Raw records
-*-*-

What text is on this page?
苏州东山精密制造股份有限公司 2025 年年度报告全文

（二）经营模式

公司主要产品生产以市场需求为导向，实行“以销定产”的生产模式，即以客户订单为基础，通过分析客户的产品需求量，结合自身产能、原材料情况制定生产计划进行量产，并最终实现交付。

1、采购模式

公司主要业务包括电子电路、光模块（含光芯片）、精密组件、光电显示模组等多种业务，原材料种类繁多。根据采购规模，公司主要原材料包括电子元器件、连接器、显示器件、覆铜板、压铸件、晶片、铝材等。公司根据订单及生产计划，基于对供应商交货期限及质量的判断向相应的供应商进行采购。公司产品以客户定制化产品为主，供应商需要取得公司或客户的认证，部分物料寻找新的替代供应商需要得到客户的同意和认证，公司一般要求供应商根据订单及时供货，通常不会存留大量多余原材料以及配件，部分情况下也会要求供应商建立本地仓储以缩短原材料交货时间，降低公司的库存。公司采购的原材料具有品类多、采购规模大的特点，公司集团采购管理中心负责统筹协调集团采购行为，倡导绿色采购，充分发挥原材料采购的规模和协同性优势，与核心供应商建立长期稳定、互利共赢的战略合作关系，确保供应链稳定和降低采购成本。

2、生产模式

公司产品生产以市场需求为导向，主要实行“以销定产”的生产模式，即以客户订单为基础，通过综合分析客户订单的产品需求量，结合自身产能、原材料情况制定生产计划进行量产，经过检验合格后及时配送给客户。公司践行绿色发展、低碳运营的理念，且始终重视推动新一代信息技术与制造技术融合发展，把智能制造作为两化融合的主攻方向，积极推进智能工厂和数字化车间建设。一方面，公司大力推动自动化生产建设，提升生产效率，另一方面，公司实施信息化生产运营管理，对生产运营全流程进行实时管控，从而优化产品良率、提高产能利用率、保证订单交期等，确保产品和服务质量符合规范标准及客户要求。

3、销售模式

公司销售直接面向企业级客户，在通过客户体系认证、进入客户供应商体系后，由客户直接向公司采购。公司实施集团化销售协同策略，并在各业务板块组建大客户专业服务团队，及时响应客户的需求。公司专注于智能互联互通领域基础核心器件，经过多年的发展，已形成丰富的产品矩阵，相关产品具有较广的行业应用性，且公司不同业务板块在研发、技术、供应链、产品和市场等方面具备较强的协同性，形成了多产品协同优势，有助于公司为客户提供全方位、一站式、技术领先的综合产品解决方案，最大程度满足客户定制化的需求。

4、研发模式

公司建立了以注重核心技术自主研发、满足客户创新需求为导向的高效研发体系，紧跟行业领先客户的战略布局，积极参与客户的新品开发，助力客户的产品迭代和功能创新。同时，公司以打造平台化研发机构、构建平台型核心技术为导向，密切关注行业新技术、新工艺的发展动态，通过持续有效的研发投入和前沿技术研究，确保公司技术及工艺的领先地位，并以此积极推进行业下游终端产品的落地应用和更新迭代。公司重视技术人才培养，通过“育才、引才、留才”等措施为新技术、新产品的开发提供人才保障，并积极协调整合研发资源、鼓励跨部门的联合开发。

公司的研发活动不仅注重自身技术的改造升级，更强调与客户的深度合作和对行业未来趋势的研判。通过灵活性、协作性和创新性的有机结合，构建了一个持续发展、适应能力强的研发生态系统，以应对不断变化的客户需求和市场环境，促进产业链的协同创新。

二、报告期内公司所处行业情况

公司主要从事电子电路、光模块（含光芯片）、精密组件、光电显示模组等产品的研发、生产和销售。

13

-*-*-

From the data above, count the lines where "即以客户订单为基础" occurs and give that figure and nothing else.

2